The task: Retype the rows that begin with the line containing "quick-copy-button[interactable]: 快速复制 [1241,530,1301,554]" and end with the line containing "tab-add-task[interactable]: 添加任务 [314,117,394,148]", both included, and nothing else.

Information supplied:
%%

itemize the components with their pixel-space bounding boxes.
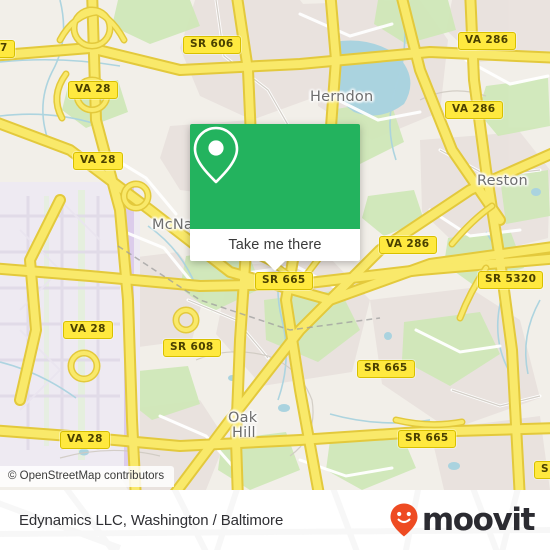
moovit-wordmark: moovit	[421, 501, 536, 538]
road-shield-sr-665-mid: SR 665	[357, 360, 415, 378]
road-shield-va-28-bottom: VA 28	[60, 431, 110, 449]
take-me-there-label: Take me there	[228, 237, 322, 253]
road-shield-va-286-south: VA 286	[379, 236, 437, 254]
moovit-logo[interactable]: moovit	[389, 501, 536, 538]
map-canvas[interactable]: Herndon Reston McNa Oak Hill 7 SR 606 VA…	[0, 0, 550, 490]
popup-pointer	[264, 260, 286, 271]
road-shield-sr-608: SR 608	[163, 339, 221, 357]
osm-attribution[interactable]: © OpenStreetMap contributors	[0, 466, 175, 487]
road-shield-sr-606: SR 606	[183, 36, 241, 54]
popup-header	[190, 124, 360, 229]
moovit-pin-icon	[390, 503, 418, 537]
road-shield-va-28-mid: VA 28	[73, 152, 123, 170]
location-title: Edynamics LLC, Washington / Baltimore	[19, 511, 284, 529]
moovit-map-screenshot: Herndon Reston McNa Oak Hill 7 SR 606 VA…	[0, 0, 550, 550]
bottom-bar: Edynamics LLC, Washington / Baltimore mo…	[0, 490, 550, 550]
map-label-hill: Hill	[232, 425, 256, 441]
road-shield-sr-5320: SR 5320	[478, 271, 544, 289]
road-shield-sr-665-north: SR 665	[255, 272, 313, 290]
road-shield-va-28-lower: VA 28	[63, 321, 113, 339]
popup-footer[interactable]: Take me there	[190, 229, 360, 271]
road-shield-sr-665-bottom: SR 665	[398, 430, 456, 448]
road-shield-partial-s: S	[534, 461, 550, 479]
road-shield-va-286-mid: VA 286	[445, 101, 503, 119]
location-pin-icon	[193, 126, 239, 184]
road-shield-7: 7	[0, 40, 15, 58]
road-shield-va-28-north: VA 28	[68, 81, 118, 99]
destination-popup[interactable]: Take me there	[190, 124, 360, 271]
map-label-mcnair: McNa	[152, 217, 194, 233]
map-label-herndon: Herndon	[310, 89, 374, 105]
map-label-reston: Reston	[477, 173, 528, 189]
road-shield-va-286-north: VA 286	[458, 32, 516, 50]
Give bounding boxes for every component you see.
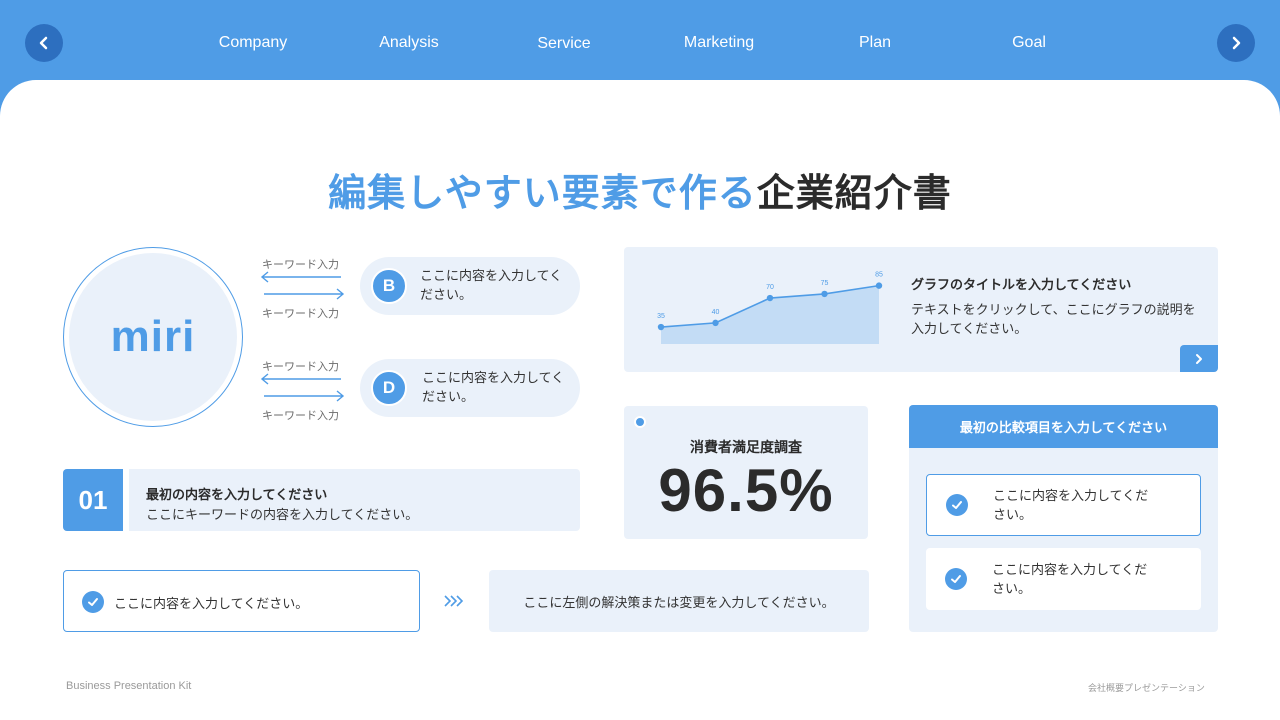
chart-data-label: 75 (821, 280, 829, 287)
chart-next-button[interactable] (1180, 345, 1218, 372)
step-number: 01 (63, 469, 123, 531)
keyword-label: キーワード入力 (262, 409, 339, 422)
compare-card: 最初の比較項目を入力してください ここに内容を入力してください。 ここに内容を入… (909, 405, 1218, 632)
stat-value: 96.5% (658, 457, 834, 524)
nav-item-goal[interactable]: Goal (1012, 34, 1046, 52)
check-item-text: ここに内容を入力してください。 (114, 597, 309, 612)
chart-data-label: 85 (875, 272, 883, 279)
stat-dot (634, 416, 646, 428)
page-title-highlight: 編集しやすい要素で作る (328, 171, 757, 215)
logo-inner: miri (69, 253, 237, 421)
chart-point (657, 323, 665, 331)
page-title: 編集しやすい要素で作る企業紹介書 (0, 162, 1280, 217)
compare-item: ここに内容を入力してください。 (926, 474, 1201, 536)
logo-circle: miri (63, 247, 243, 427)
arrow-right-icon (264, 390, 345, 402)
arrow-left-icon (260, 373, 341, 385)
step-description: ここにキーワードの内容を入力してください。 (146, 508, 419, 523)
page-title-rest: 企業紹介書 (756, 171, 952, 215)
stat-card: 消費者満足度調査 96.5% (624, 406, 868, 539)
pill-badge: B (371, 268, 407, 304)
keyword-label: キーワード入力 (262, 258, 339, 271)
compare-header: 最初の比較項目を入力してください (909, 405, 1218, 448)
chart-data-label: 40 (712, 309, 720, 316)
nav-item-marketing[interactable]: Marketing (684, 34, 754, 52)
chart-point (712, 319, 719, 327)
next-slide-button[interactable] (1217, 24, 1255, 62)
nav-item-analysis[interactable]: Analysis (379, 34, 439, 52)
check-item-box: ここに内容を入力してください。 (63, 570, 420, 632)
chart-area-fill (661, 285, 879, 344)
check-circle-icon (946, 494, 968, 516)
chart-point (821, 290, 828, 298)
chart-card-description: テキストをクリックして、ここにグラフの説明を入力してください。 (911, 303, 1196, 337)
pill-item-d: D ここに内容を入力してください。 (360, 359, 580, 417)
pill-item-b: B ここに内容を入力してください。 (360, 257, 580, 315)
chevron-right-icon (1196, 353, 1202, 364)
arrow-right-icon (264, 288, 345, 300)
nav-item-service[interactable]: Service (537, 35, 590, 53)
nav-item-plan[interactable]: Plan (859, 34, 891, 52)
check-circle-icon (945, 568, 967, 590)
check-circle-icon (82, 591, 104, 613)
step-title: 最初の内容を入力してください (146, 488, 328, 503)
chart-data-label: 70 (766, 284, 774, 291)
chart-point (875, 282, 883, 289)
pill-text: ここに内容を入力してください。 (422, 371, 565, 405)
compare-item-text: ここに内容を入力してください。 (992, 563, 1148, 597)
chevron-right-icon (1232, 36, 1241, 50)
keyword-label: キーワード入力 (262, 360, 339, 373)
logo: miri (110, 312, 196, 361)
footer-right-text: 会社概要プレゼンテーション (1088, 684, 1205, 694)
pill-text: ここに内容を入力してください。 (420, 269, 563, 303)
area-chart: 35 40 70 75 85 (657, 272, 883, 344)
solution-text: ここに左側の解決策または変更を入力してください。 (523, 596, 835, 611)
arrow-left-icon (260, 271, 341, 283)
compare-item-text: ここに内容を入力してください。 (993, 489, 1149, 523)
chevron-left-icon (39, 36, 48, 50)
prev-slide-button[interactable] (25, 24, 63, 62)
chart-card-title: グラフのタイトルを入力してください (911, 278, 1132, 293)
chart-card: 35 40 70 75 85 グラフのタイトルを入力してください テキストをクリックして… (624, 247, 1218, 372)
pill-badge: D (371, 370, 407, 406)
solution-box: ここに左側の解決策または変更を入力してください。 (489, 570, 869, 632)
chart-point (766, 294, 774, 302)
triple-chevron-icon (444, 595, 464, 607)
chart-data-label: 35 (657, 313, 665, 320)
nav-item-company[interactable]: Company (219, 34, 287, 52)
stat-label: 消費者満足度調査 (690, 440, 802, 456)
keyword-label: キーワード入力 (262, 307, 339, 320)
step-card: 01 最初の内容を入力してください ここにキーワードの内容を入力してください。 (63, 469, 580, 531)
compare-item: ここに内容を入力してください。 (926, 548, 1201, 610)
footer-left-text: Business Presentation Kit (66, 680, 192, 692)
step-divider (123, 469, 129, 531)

%%
%%

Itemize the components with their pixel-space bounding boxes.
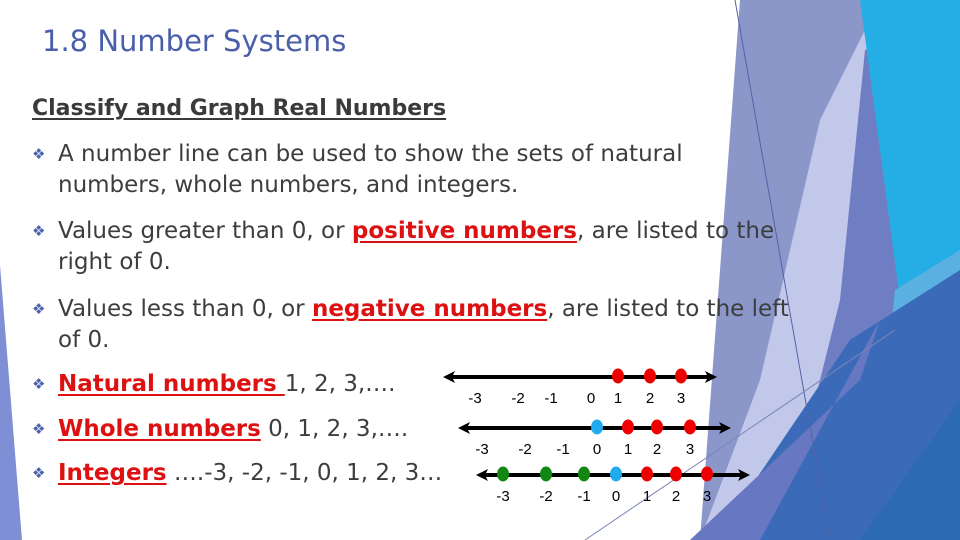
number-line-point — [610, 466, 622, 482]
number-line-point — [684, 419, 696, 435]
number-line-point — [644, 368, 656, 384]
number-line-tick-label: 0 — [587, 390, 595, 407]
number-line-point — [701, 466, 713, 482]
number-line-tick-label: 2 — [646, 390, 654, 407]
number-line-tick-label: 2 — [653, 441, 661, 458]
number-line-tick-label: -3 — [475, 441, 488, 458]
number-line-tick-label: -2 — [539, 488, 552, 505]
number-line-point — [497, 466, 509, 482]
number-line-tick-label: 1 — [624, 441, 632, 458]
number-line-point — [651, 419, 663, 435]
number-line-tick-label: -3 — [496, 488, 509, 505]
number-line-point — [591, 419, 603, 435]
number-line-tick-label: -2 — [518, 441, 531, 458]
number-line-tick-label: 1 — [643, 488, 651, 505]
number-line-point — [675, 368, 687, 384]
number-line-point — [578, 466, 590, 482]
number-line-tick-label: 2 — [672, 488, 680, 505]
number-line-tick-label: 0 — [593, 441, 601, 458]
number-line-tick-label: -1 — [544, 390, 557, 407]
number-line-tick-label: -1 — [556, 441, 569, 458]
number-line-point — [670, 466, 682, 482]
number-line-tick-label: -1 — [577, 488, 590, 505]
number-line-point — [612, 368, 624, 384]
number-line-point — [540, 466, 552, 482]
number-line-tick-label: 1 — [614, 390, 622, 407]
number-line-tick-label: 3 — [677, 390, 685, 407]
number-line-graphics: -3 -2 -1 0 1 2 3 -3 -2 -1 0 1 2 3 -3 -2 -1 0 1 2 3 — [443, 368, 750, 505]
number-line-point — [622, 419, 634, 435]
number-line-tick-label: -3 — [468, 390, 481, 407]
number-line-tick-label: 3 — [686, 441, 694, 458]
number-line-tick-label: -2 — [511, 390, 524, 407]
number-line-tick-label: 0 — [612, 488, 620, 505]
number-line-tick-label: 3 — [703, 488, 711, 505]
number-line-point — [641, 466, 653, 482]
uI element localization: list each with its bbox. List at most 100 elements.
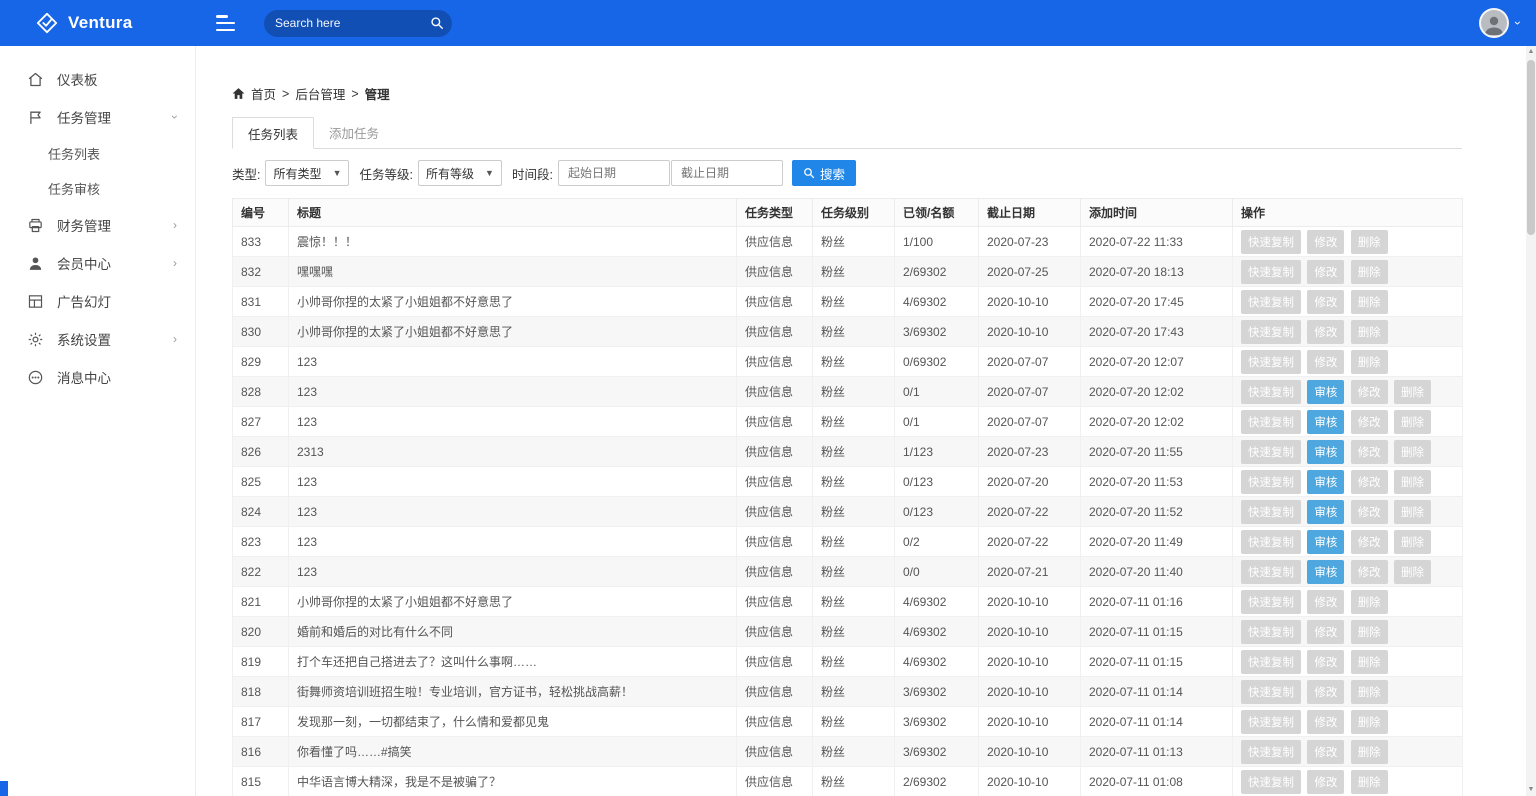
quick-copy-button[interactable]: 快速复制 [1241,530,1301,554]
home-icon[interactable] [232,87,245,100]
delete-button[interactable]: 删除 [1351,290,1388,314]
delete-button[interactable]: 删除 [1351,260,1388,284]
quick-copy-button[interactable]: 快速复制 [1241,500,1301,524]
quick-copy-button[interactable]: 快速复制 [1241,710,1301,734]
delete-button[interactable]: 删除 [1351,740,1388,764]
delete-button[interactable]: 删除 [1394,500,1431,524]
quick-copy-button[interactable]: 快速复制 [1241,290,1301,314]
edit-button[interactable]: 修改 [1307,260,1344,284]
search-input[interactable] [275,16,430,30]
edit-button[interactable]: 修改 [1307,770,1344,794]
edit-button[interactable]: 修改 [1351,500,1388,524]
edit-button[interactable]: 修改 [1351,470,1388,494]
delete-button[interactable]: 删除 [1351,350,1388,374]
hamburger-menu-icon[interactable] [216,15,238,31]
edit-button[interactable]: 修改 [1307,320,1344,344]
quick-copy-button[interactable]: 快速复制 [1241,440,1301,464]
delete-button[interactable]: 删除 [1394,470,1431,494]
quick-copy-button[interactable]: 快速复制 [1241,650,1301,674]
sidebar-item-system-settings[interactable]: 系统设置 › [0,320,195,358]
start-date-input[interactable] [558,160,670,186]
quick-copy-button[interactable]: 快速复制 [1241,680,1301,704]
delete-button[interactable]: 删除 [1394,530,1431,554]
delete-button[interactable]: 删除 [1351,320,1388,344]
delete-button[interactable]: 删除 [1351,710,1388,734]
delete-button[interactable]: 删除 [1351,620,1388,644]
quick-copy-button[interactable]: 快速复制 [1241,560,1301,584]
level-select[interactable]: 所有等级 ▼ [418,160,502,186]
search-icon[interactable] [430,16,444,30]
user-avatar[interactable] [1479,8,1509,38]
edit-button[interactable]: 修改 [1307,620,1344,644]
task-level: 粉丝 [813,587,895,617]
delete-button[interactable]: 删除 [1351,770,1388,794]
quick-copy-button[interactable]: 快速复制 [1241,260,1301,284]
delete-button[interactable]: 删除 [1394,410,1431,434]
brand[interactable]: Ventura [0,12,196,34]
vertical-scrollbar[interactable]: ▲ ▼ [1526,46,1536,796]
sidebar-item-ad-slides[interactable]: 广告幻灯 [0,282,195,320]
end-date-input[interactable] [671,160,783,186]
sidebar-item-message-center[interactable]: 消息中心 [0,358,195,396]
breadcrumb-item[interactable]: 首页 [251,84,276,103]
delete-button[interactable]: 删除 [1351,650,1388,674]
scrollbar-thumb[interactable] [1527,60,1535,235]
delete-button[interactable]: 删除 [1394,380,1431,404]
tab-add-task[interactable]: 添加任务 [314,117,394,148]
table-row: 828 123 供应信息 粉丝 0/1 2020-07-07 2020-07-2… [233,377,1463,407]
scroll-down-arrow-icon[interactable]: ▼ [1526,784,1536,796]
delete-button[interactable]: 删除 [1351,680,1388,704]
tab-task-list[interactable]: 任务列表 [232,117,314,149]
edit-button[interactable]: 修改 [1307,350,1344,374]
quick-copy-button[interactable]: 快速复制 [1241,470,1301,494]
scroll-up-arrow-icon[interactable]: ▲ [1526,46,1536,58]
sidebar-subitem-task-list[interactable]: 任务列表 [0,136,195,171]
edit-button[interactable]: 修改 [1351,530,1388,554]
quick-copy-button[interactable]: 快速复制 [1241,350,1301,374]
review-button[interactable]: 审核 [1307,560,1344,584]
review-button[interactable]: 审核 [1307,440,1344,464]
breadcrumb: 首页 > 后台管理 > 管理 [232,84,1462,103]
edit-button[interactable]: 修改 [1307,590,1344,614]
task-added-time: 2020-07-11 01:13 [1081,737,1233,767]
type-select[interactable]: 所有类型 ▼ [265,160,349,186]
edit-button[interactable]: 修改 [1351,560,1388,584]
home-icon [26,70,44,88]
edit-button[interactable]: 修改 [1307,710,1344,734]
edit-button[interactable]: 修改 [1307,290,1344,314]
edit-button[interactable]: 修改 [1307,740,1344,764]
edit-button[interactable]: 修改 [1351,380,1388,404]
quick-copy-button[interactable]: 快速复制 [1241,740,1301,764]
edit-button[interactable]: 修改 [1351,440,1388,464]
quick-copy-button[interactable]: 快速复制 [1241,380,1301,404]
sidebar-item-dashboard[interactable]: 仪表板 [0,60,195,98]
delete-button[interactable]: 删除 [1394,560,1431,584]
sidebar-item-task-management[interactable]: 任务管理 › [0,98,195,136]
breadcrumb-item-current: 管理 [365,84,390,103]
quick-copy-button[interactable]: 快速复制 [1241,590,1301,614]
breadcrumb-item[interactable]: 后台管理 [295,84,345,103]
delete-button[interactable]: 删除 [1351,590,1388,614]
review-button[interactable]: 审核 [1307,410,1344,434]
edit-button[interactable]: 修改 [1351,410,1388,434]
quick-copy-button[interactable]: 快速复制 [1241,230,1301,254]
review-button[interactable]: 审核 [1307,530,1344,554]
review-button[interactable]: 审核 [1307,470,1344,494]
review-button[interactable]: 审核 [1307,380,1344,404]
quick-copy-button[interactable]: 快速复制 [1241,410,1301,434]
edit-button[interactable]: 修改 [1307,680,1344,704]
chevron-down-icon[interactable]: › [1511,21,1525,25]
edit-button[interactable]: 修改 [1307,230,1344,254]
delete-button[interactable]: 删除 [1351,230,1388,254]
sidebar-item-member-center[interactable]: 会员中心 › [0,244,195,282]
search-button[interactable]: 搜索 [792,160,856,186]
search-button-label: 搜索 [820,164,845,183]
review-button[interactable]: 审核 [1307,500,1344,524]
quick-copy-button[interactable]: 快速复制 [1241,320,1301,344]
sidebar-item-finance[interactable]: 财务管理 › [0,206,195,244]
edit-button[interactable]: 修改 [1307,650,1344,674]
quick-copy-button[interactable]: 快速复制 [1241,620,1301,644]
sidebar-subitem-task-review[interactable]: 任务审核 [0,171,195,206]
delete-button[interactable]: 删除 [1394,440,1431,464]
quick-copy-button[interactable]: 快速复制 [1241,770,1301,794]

%%
%%

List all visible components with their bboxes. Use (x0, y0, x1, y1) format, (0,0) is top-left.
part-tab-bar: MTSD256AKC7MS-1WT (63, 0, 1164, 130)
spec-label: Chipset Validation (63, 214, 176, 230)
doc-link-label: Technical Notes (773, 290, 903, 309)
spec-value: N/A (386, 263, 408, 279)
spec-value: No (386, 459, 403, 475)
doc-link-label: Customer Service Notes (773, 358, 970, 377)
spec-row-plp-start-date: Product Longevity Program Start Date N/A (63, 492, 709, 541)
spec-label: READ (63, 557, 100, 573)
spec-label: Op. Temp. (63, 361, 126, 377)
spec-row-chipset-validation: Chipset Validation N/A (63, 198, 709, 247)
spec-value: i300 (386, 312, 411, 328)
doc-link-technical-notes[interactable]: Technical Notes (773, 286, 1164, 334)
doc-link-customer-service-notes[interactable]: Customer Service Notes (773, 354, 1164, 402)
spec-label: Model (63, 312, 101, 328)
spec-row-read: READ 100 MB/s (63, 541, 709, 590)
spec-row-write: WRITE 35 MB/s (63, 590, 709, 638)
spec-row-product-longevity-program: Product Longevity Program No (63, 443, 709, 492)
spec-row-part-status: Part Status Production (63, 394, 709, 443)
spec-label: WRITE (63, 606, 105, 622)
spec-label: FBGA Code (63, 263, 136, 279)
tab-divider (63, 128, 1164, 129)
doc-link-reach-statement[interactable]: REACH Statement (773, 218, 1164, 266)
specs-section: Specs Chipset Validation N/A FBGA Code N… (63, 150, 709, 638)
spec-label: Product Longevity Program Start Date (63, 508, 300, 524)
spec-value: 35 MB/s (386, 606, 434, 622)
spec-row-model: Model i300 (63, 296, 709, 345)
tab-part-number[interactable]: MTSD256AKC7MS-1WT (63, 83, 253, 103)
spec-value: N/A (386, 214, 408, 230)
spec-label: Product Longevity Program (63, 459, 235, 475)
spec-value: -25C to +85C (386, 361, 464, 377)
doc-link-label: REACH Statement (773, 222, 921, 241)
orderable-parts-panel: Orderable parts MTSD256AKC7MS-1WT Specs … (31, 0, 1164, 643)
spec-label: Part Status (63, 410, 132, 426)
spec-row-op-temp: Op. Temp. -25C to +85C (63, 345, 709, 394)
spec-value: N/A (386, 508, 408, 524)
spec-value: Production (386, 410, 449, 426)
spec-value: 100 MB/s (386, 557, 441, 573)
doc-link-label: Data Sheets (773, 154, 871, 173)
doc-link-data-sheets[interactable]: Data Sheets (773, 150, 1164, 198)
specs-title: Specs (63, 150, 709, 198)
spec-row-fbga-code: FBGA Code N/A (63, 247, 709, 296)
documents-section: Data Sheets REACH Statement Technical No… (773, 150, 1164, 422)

%%

Full output:
quick-copy-button[interactable]: 快速复制 [1241,530,1301,554]
home-icon[interactable] [232,87,245,100]
delete-button[interactable]: 删除 [1351,290,1388,314]
delete-button[interactable]: 删除 [1351,260,1388,284]
quick-copy-button[interactable]: 快速复制 [1241,500,1301,524]
quick-copy-button[interactable]: 快速复制 [1241,710,1301,734]
delete-button[interactable]: 删除 [1351,740,1388,764]
delete-button[interactable]: 删除 [1394,500,1431,524]
quick-copy-button[interactable]: 快速复制 [1241,290,1301,314]
edit-button[interactable]: 修改 [1307,260,1344,284]
search-input[interactable] [275,16,430,30]
edit-button[interactable]: 修改 [1307,770,1344,794]
edit-button[interactable]: 修改 [1351,500,1388,524]
edit-button[interactable]: 修改 [1351,470,1388,494]
delete-button[interactable]: 删除 [1351,350,1388,374]
hamburger-menu-icon[interactable] [216,15,238,31]
edit-button[interactable]: 修改 [1307,320,1344,344]
quick-copy-button[interactable]: 快速复制 [1241,440,1301,464]
delete-button[interactable]: 删除 [1394,470,1431,494]
quick-copy-button[interactable]: 快速复制 [1241,650,1301,674]
sidebar-item-system-settings[interactable]: 系统设置 › [0,320,195,358]
start-date-input[interactable] [558,160,670,186]
quick-copy-button[interactable]: 快速复制 [1241,680,1301,704]
delete-button[interactable]: 删除 [1394,530,1431,554]
delete-button[interactable]: 删除 [1351,320,1388,344]
delete-button[interactable]: 删除 [1351,710,1388,734]
delete-button[interactable]: 删除 [1351,620,1388,644]
quick-copy-button[interactable]: 快速复制 [1241,560,1301,584]
level-select[interactable]: 所有等级 ▼ [418,160,502,186]
search-icon[interactable] [430,16,444,30]
user-avatar[interactable] [1479,8,1509,38]
edit-button[interactable]: 修改 [1307,620,1344,644]
task-level: 粉丝 [813,587,895,617]
delete-button[interactable]: 删除 [1351,770,1388,794]
quick-copy-button[interactable]: 快速复制 [1241,260,1301,284]
delete-button[interactable]: 删除 [1394,410,1431,434]
brand[interactable]: Ventura [0,12,196,34]
vertical-scrollbar[interactable]: ▲ ▼ [1526,46,1536,796]
sidebar-item-ad-slides[interactable]: 广告幻灯 [0,282,195,320]
end-date-input[interactable] [671,160,783,186]
sidebar-item-message-center[interactable]: 消息中心 [0,358,195,396]
breadcrumb-item[interactable]: 首页 [251,84,276,103]
delete-button[interactable]: 删除 [1351,650,1388,674]
scrollbar-thumb[interactable] [1527,60,1535,235]
delete-button[interactable]: 删除 [1394,380,1431,404]
tab-add-task[interactable]: 添加任务 [314,117,394,148]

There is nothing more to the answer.